## Aim
Gather all lines containing the string "الزبير" and copy them out.

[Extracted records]
************

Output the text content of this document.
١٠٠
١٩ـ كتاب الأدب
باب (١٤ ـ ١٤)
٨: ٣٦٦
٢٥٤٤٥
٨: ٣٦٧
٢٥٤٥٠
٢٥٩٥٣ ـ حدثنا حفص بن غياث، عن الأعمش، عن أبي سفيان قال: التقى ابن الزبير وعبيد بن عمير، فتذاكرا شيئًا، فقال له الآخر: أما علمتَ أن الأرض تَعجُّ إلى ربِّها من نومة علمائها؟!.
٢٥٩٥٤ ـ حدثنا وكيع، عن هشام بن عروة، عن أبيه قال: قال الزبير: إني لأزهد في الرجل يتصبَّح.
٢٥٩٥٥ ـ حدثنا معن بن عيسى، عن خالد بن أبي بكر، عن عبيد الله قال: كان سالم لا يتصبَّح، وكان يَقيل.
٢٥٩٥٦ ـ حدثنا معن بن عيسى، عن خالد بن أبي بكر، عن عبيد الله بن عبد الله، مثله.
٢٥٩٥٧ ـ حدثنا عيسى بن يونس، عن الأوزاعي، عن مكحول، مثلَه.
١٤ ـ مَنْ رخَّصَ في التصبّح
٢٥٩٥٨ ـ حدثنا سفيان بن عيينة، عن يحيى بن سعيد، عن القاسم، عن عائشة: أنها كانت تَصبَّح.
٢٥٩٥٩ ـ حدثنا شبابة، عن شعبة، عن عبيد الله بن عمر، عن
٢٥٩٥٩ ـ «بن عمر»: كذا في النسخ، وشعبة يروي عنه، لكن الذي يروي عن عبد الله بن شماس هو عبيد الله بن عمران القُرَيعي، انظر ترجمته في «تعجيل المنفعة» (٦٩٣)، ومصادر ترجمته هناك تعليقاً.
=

************

## Problem solution
٢٥٩٥٣ ـ حدثنا حفص بن غياث، عن الأعمش، عن أبي سفيان قال: التقى ابن الزبير وعبيد بن عمير، فتذاكرا شيئًا، فقال له الآخر: أما علمتَ أن الأرض تَعجُّ إلى ربِّها من نومة علمائها؟!.
٢٥٩٥٤ ـ حدثنا وكيع، عن هشام بن عروة، عن أبيه قال: قال الزبير: إني لأزهد في الرجل يتصبَّح.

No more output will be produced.